* **Exercise instructions**
Go over the records and count each line that has the string "chart". Give the number and nothing else.

Items from a dataset:
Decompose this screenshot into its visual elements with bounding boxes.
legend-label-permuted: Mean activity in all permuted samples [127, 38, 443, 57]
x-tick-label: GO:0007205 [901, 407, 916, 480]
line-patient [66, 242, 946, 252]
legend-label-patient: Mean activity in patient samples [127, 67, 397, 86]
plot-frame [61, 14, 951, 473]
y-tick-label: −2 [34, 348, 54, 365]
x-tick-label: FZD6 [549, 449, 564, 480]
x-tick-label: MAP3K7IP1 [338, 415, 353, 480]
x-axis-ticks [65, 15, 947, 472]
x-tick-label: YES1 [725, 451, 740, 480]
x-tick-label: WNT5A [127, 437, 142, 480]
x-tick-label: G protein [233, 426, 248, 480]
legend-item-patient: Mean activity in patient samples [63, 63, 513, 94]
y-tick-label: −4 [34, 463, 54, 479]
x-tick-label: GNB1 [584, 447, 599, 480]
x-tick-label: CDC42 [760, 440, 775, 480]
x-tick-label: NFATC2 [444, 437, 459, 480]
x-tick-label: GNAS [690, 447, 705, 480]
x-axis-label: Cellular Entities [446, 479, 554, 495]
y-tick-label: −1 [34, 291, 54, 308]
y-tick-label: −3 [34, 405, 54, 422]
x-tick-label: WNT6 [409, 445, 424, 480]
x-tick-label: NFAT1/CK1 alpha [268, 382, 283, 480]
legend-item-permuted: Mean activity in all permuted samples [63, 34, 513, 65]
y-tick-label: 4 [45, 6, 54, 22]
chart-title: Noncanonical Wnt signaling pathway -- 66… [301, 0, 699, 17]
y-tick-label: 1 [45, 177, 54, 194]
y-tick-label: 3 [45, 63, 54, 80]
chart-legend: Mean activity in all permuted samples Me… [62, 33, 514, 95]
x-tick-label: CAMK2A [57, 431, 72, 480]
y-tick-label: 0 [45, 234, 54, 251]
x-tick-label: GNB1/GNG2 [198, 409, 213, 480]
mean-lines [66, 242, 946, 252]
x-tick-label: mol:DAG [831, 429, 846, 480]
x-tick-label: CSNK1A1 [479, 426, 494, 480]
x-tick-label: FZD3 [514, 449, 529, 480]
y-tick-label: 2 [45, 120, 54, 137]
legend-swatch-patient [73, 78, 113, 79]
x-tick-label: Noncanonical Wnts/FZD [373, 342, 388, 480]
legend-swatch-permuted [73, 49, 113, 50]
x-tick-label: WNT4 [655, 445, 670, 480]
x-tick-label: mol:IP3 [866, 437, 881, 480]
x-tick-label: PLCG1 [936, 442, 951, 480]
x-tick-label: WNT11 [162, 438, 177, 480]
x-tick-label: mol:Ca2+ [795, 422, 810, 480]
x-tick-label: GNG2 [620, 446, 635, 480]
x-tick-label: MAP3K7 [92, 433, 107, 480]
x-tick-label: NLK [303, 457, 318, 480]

* **Worked solution**
2